● WORK TO BE COMPLETED: Your task is to output the data exactly as it stands.
>> BEGIN INFORMATION GIVEN
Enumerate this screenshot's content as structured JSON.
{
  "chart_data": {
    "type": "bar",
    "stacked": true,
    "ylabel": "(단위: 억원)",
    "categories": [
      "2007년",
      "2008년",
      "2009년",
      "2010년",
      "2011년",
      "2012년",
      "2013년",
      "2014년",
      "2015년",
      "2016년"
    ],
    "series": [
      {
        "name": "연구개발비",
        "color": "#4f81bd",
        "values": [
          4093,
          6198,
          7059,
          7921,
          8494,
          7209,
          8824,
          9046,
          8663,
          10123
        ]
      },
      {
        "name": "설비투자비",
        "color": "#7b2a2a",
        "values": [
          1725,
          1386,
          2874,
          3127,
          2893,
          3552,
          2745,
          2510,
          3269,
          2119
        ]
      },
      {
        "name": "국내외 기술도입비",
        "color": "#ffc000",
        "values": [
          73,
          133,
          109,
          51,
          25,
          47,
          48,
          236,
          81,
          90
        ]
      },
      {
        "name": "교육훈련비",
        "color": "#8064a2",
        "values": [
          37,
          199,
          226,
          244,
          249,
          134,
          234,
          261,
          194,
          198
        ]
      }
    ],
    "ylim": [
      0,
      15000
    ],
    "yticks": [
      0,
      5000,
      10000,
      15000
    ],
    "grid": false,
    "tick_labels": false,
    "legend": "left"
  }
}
>> END INFORMATION GIVEN
● THE COMPLETED TASK:
Enumerate this screenshot's content as structured JSON.
{
  "chart_data": {
    "type": "bar",
    "stacked": true,
    "ylabel": "(단위: 억원)",
    "categories": [
      "2007년",
      "2008년",
      "2009년",
      "2010년",
      "2011년",
      "2012년",
      "2013년",
      "2014년",
      "2015년",
      "2016년"
    ],
    "series": [
      {
        "name": "연구개발비",
        "color": "#4f81bd",
        "values": [
          4093,
          6198,
          7059,
          7921,
          8494,
          7209,
          8824,
          9046,
          8663,
          10123
        ]
      },
      {
        "name": "설비투자비",
        "color": "#7b2a2a",
        "values": [
          1725,
          1386,
          2874,
          3127,
          2893,
          3552,
          2745,
          2510,
          3269,
          2119
        ]
      },
      {
        "name": "국내외 기술도입비",
        "color": "#ffc000",
        "values": [
          73,
          133,
          109,
          51,
          25,
          47,
          48,
          236,
          81,
          90
        ]
      },
      {
        "name": "교육훈련비",
        "color": "#8064a2",
        "values": [
          37,
          199,
          226,
          244,
          249,
          134,
          234,
          261,
          194,
          198
        ]
      }
    ],
    "ylim": [
      0,
      15000
    ],
    "yticks": [
      0,
      5000,
      10000,
      15000
    ],
    "grid": false,
    "tick_labels": false,
    "legend": "left"
  }
}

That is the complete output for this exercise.